(Collected data)
════════════════
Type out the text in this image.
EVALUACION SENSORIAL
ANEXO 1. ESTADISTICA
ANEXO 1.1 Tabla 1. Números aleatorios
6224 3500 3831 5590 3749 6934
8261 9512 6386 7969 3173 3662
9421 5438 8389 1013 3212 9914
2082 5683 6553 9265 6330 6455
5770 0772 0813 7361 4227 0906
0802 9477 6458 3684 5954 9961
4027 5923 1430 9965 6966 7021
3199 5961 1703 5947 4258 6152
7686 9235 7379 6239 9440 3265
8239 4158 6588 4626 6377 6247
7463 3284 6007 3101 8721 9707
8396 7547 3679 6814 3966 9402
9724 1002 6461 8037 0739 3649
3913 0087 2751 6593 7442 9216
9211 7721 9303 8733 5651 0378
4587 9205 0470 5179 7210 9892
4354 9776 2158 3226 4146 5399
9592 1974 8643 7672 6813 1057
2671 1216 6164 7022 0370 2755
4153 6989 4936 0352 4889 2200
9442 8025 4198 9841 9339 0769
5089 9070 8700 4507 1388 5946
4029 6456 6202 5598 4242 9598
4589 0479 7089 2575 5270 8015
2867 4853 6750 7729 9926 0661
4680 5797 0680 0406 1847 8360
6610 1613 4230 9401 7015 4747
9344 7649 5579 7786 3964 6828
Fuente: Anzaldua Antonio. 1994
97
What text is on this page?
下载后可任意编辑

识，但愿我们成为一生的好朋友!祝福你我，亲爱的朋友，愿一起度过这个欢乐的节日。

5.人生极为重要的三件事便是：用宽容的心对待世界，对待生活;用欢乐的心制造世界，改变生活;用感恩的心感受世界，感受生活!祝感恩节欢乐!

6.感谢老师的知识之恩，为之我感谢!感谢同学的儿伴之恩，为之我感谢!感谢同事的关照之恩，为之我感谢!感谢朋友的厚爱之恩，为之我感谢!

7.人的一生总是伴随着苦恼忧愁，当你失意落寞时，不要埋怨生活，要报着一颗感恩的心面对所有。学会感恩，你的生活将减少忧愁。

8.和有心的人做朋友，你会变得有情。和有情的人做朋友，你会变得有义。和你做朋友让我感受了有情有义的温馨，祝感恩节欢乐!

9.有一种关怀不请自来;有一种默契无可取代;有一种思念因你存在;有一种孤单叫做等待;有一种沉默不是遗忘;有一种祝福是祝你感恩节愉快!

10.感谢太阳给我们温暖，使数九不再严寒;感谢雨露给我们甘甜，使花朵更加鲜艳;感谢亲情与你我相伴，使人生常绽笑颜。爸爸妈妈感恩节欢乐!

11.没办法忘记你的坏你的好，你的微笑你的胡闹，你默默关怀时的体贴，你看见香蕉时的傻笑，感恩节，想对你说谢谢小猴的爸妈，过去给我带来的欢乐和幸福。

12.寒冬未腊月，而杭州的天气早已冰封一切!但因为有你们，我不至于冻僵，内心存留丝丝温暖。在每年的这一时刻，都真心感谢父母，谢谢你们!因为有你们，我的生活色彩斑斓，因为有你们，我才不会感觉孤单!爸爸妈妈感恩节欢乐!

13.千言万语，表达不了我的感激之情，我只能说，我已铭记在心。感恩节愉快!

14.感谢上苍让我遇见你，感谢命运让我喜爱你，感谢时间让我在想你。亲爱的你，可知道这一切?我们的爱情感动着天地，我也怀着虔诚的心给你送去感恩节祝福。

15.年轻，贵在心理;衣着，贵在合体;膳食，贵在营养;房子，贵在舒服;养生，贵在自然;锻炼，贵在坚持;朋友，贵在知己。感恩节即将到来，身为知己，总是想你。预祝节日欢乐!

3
════════════════
- _SET PROBLEM_: Scan the material above for the word "祝感恩节欢乐". Copy each line where it occurs.

- _WRITTEN ANSWER_:
5.人生极为重要的三件事便是：用宽容的心对待世界，对待生活;用欢乐的心制造世界，改变生活;用感恩的心感受世界，感受生活!祝感恩节欢乐!
8.和有心的人做朋友，你会变得有情。和有情的人做朋友，你会变得有义。和你做朋友让我感受了有情有义的温馨，祝感恩节欢乐!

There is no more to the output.